>> START

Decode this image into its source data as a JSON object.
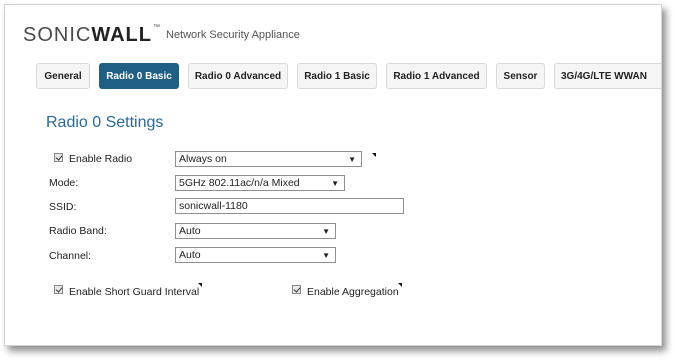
{
  "header": {
    "logo_regular": "SONIC",
    "logo_bold": "WALL",
    "logo_mark": "™",
    "product": "Network Security Appliance"
  },
  "tabs": [
    {
      "label": "General",
      "active": false
    },
    {
      "label": "Radio 0 Basic",
      "active": true
    },
    {
      "label": "Radio 0 Advanced",
      "active": false
    },
    {
      "label": "Radio 1 Basic",
      "active": false
    },
    {
      "label": "Radio 1 Advanced",
      "active": false
    },
    {
      "label": "Sensor",
      "active": false
    },
    {
      "label": "3G/4G/LTE WWAN",
      "active": false
    }
  ],
  "settings": {
    "title": "Radio 0 Settings",
    "enable_radio_label": "Enable Radio",
    "enable_radio_checked": true,
    "enable_radio_value": "Always on",
    "mode_label": "Mode:",
    "mode_value": "5GHz 802.11ac/n/a Mixed",
    "ssid_label": "SSID:",
    "ssid_value": "sonicwall-1180",
    "band_label": "Radio Band:",
    "band_value": "Auto",
    "channel_label": "Channel:",
    "channel_value": "Auto",
    "short_guard_label": "Enable Short Guard Interval",
    "short_guard_checked": true,
    "aggregation_label": "Enable Aggregation",
    "aggregation_checked": true
  },
  "icons": {
    "dropdown_arrow": "▼"
  }
}
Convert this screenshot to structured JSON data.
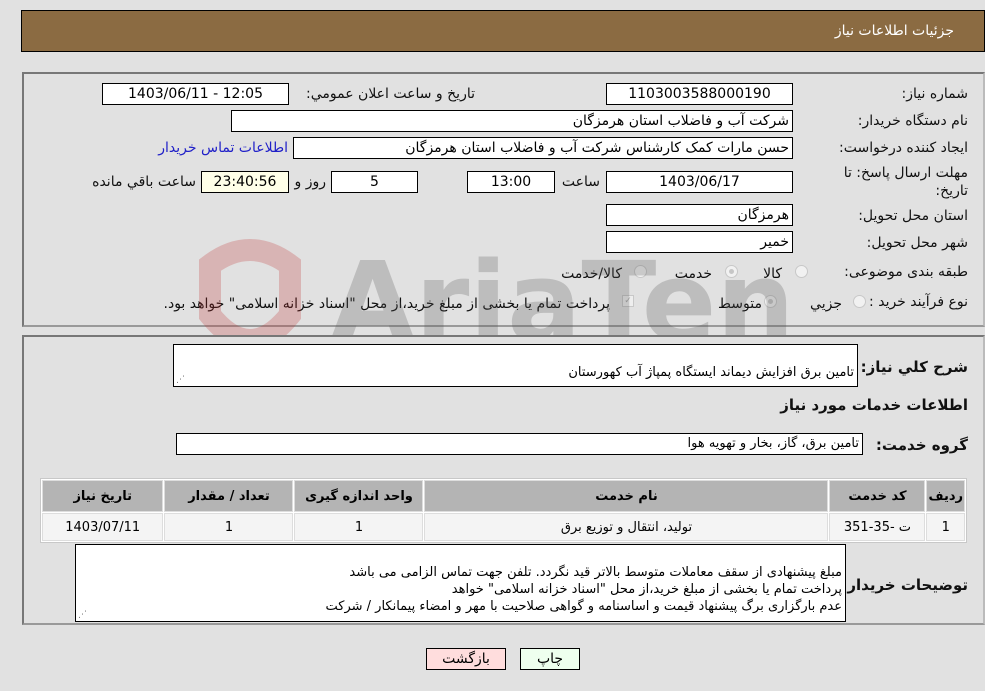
{
  "header": {
    "title": "جزئیات اطلاعات نیاز"
  },
  "fields": {
    "need_number": {
      "label": "شماره نیاز:",
      "value": "1103003588000190"
    },
    "announce_datetime": {
      "label": "تاریخ و ساعت اعلان عمومي:",
      "value": "1403/06/11 - 12:05"
    },
    "buyer_org": {
      "label": "نام دستگاه خریدار:",
      "value": "شرکت آب و فاضلاب استان هرمزگان"
    },
    "requester": {
      "label": "ایجاد کننده درخواست:",
      "value": "حسن مارات کمک کارشناس شرکت آب و فاضلاب استان هرمزگان",
      "contact_link": "اطلاعات تماس خریدار"
    },
    "deadline": {
      "label": "مهلت ارسال پاسخ: تا تاریخ:",
      "date": "1403/06/17",
      "time_label": "ساعت",
      "time": "13:00",
      "days": "5",
      "days_label": "روز و",
      "remaining": "23:40:56",
      "remaining_label": "ساعت باقي مانده"
    },
    "province": {
      "label": "استان محل تحویل:",
      "value": "هرمزگان"
    },
    "city": {
      "label": "شهر محل تحویل:",
      "value": "خمیر"
    },
    "category": {
      "label": "طبقه بندی موضوعی:",
      "options": [
        "کالا",
        "خدمت",
        "کالا/خدمت"
      ],
      "selected": "خدمت"
    },
    "process": {
      "label": "نوع فرآیند خرید :",
      "options": [
        "جزیي",
        "متوسط"
      ],
      "selected": "متوسط",
      "treasury_note": "پرداخت تمام یا بخشی از مبلغ خرید،از محل \"اسناد خزانه اسلامی\" خواهد بود."
    }
  },
  "description": {
    "label": "شرح کلي نیاز:",
    "value": "تامین برق افزایش دیماند ایستگاه پمپاژ آب کهورستان"
  },
  "services_section": {
    "title": "اطلاعات خدمات مورد نیاز"
  },
  "service_group": {
    "label": "گروه خدمت:",
    "value": "تامین برق، گاز، بخار و تهویه هوا"
  },
  "table": {
    "headers": [
      "ردیف",
      "کد خدمت",
      "نام خدمت",
      "واحد اندازه گیری",
      "تعداد / مقدار",
      "تاریخ نیاز"
    ],
    "rows": [
      [
        "1",
        "ت -35-351",
        "تولید، انتقال و توزیع برق",
        "1",
        "1",
        "1403/07/11"
      ]
    ]
  },
  "buyer_notes": {
    "label": "توضیحات خریدار:",
    "value": "مبلغ پیشنهادی از سقف معاملات متوسط بالاتر قید نگردد. تلفن جهت تماس الزامی می باشد\nپرداخت تمام یا بخشی از مبلغ خرید،از محل \"اسناد خزانه اسلامی\" خواهد\nعدم بارگزاری برگ پیشنهاد قیمت و اساسنامه و گواهی صلاحیت با مهر و امضاء پیمانکار / شرکت"
  },
  "buttons": {
    "print": "چاپ",
    "back": "بازگشت"
  },
  "watermark": {
    "text": "AriaTender.neT"
  }
}
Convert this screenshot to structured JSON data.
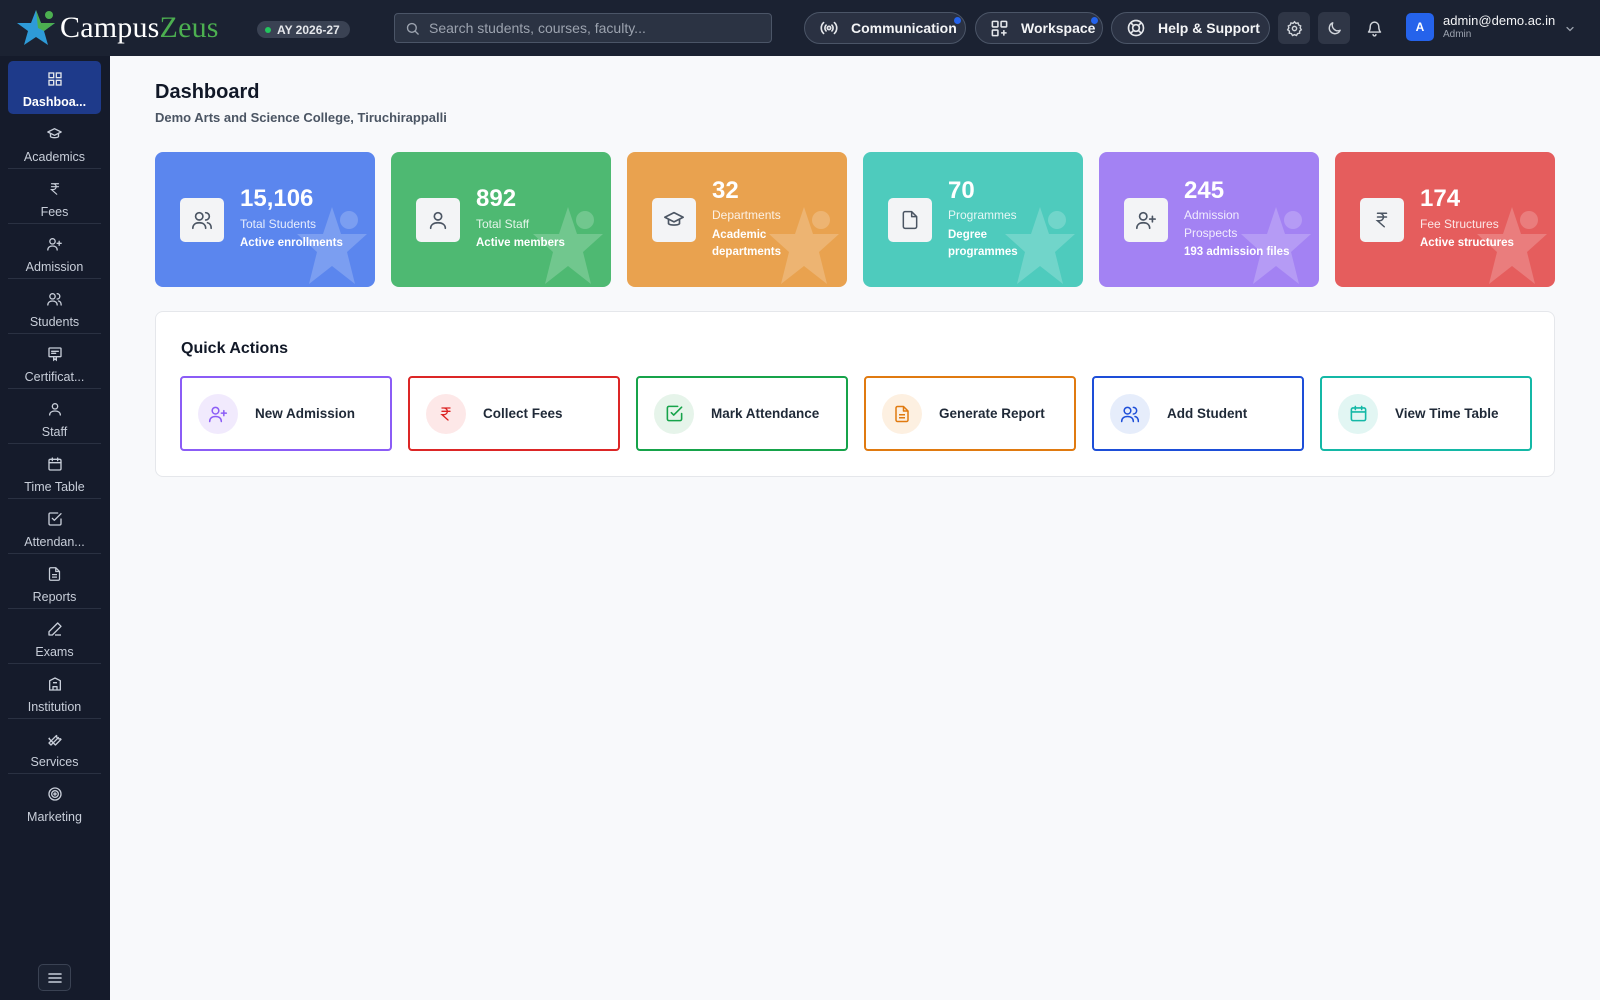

>> END

Your objective:
The entries above are to be returned exactly, without their pictures.

Complete answer:
Decode this image into its source data as a JSON object.
{
  "header": {
    "logo_regular": "SONIC",
    "logo_bold": "WALL",
    "logo_mark": "™",
    "product": "Network Security Appliance"
  },
  "tabs": [
    {
      "label": "General",
      "active": false
    },
    {
      "label": "Radio 0 Basic",
      "active": true
    },
    {
      "label": "Radio 0 Advanced",
      "active": false
    },
    {
      "label": "Radio 1 Basic",
      "active": false
    },
    {
      "label": "Radio 1 Advanced",
      "active": false
    },
    {
      "label": "Sensor",
      "active": false
    },
    {
      "label": "3G/4G/LTE WWAN",
      "active": false
    }
  ],
  "settings": {
    "title": "Radio 0 Settings",
    "enable_radio_label": "Enable Radio",
    "enable_radio_checked": true,
    "enable_radio_value": "Always on",
    "mode_label": "Mode:",
    "mode_value": "5GHz 802.11ac/n/a Mixed",
    "ssid_label": "SSID:",
    "ssid_value": "sonicwall-1180",
    "band_label": "Radio Band:",
    "band_value": "Auto",
    "channel_label": "Channel:",
    "channel_value": "Auto",
    "short_guard_label": "Enable Short Guard Interval",
    "short_guard_checked": true,
    "aggregation_label": "Enable Aggregation",
    "aggregation_checked": true
  },
  "icons": {
    "dropdown_arrow": "▼"
  }
}
Convert this screenshot to structured JSON data.
{
  "header": {
    "title": "جزئیات اطلاعات نیاز"
  },
  "fields": {
    "need_number": {
      "label": "شماره نیاز:",
      "value": "1103003588000190"
    },
    "announce_datetime": {
      "label": "تاریخ و ساعت اعلان عمومي:",
      "value": "1403/06/11 - 12:05"
    },
    "buyer_org": {
      "label": "نام دستگاه خریدار:",
      "value": "شرکت آب و فاضلاب استان هرمزگان"
    },
    "requester": {
      "label": "ایجاد کننده درخواست:",
      "value": "حسن مارات کمک کارشناس شرکت آب و فاضلاب استان هرمزگان",
      "contact_link": "اطلاعات تماس خریدار"
    },
    "deadline": {
      "label": "مهلت ارسال پاسخ: تا تاریخ:",
      "date": "1403/06/17",
      "time_label": "ساعت",
      "time": "13:00",
      "days": "5",
      "days_label": "روز و",
      "remaining": "23:40:56",
      "remaining_label": "ساعت باقي مانده"
    },
    "province": {
      "label": "استان محل تحویل:",
      "value": "هرمزگان"
    },
    "city": {
      "label": "شهر محل تحویل:",
      "value": "خمیر"
    },
    "category": {
      "label": "طبقه بندی موضوعی:",
      "options": [
        "کالا",
        "خدمت",
        "کالا/خدمت"
      ],
      "selected": "خدمت"
    },
    "process": {
      "label": "نوع فرآیند خرید :",
      "options": [
        "جزیي",
        "متوسط"
      ],
      "selected": "متوسط",
      "treasury_note": "پرداخت تمام یا بخشی از مبلغ خرید،از محل \"اسناد خزانه اسلامی\" خواهد بود."
    }
  },
  "description": {
    "label": "شرح کلي نیاز:",
    "value": "تامین برق افزایش دیماند ایستگاه پمپاژ آب کهورستان"
  },
  "services_section": {
    "title": "اطلاعات خدمات مورد نیاز"
  },
  "service_group": {
    "label": "گروه خدمت:",
    "value": "تامین برق، گاز، بخار و تهویه هوا"
  },
  "table": {
    "headers": [
      "ردیف",
      "کد خدمت",
      "نام خدمت",
      "واحد اندازه گیری",
      "تعداد / مقدار",
      "تاریخ نیاز"
    ],
    "rows": [
      [
        "1",
        "ت -35-351",
        "تولید، انتقال و توزیع برق",
        "1",
        "1",
        "1403/07/11"
      ]
    ]
  },
  "buyer_notes": {
    "label": "توضیحات خریدار:",
    "value": "مبلغ پیشنهادی از سقف معاملات متوسط بالاتر قید نگردد. تلفن جهت تماس الزامی می باشد\nپرداخت تمام یا بخشی از مبلغ خرید،از محل \"اسناد خزانه اسلامی\" خواهد\nعدم بارگزاری برگ پیشنهاد قیمت و اساسنامه و گواهی صلاحیت با مهر و امضاء پیمانکار / شرکت"
  },
  "buttons": {
    "print": "چاپ",
    "back": "بازگشت"
  },
  "watermark": {
    "text": "AriaTender.neT"
  }
}
Convert this screenshot to structured JSON data.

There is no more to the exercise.